■ RAW DATA ■
____

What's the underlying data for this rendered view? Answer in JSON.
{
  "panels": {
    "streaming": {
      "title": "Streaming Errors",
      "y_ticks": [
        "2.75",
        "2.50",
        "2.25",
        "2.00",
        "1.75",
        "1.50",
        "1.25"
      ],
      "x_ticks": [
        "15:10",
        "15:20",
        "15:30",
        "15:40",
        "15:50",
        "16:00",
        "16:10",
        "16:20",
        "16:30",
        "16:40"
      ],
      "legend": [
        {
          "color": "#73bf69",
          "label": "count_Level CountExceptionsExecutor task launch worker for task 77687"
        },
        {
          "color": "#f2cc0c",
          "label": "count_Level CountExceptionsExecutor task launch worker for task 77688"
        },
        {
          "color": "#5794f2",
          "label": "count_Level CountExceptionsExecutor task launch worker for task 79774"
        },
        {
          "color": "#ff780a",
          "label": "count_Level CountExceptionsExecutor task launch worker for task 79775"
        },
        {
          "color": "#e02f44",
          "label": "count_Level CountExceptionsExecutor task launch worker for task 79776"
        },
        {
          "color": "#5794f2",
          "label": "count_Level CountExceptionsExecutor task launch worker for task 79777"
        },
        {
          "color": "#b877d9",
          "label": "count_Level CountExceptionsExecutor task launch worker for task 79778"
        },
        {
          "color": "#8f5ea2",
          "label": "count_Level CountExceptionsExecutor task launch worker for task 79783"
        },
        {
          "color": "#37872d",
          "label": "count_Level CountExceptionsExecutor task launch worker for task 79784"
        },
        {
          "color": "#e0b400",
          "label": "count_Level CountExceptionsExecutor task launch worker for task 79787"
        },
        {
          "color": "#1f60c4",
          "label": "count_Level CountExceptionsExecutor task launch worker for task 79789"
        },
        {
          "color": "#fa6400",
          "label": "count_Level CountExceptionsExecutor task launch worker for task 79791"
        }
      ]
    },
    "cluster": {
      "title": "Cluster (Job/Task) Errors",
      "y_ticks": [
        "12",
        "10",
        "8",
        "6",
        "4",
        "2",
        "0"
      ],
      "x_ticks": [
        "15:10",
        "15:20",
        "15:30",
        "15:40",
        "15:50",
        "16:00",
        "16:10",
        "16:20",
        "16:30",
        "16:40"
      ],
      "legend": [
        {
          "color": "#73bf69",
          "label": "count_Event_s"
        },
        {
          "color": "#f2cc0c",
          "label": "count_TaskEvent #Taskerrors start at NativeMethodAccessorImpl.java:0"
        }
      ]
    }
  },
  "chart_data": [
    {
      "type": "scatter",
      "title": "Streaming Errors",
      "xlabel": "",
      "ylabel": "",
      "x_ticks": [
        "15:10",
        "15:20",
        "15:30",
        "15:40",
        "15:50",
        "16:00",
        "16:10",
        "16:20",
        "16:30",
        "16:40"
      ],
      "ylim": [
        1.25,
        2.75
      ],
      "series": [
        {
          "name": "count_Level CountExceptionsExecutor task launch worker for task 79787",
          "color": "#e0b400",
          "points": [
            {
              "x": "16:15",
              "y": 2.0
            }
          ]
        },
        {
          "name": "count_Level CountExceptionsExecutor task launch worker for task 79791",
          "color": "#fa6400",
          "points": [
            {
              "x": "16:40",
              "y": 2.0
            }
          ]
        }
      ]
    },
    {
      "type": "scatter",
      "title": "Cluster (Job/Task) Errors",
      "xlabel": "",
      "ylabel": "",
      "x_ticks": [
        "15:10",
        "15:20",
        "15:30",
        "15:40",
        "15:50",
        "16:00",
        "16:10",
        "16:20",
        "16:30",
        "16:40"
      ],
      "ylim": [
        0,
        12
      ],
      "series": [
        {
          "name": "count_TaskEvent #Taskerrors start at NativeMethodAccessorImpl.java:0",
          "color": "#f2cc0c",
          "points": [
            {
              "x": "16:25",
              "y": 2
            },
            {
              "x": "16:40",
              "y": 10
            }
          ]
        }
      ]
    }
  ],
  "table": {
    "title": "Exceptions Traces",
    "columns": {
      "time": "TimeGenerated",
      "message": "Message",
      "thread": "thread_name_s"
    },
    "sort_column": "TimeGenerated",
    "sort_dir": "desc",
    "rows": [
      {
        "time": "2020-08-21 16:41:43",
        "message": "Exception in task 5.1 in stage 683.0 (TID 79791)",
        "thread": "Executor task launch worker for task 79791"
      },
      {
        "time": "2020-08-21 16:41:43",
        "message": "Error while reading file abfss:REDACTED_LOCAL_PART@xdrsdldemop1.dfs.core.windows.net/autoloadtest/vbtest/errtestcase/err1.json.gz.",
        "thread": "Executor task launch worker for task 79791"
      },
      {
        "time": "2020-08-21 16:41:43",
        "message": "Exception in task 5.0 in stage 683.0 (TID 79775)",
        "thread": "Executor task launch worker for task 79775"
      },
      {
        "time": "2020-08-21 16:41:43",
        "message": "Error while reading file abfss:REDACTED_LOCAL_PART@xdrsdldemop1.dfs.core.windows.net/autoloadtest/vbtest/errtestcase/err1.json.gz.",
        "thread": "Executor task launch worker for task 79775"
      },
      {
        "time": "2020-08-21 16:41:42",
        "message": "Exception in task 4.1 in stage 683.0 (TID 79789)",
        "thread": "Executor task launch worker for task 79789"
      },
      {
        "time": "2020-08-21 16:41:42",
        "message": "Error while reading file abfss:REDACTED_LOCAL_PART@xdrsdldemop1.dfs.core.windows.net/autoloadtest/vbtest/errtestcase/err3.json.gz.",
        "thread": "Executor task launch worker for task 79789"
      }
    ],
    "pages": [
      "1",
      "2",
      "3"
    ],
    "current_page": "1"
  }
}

____

In the listing, find every line with the word "TimeGenerated" and state how many there are, nothing more.

2